• **Exercise requirements**:
Emit the entire listing verbatim.

• **Supplied entries**:
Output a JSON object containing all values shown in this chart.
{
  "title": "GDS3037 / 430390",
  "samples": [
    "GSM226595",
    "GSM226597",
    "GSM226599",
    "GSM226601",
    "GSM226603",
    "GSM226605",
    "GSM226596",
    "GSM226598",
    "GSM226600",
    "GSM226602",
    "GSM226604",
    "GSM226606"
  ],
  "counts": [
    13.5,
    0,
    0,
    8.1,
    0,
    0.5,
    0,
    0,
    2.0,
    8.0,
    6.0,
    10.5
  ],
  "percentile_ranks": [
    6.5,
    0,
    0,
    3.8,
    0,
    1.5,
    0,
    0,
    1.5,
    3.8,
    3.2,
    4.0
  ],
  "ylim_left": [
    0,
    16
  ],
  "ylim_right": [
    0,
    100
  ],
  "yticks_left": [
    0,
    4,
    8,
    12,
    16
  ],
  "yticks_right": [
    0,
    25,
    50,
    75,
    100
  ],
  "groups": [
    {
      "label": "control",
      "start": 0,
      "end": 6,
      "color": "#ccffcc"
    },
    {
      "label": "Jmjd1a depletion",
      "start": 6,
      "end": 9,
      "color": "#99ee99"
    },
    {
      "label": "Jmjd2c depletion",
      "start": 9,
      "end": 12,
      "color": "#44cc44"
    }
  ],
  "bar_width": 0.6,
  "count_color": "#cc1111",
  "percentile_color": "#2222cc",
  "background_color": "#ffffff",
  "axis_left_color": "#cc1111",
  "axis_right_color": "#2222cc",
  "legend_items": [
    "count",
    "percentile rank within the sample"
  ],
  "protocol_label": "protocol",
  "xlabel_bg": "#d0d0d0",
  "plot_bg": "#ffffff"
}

• **Solved exercise**:
Output a JSON object containing all values shown in this chart.
{
  "title": "GDS3037 / 430390",
  "samples": [
    "GSM226595",
    "GSM226597",
    "GSM226599",
    "GSM226601",
    "GSM226603",
    "GSM226605",
    "GSM226596",
    "GSM226598",
    "GSM226600",
    "GSM226602",
    "GSM226604",
    "GSM226606"
  ],
  "counts": [
    13.5,
    0,
    0,
    8.1,
    0,
    0.5,
    0,
    0,
    2.0,
    8.0,
    6.0,
    10.5
  ],
  "percentile_ranks": [
    6.5,
    0,
    0,
    3.8,
    0,
    1.5,
    0,
    0,
    1.5,
    3.8,
    3.2,
    4.0
  ],
  "ylim_left": [
    0,
    16
  ],
  "ylim_right": [
    0,
    100
  ],
  "yticks_left": [
    0,
    4,
    8,
    12,
    16
  ],
  "yticks_right": [
    0,
    25,
    50,
    75,
    100
  ],
  "groups": [
    {
      "label": "control",
      "start": 0,
      "end": 6,
      "color": "#ccffcc"
    },
    {
      "label": "Jmjd1a depletion",
      "start": 6,
      "end": 9,
      "color": "#99ee99"
    },
    {
      "label": "Jmjd2c depletion",
      "start": 9,
      "end": 12,
      "color": "#44cc44"
    }
  ],
  "bar_width": 0.6,
  "count_color": "#cc1111",
  "percentile_color": "#2222cc",
  "background_color": "#ffffff",
  "axis_left_color": "#cc1111",
  "axis_right_color": "#2222cc",
  "legend_items": [
    "count",
    "percentile rank within the sample"
  ],
  "protocol_label": "protocol",
  "xlabel_bg": "#d0d0d0",
  "plot_bg": "#ffffff"
}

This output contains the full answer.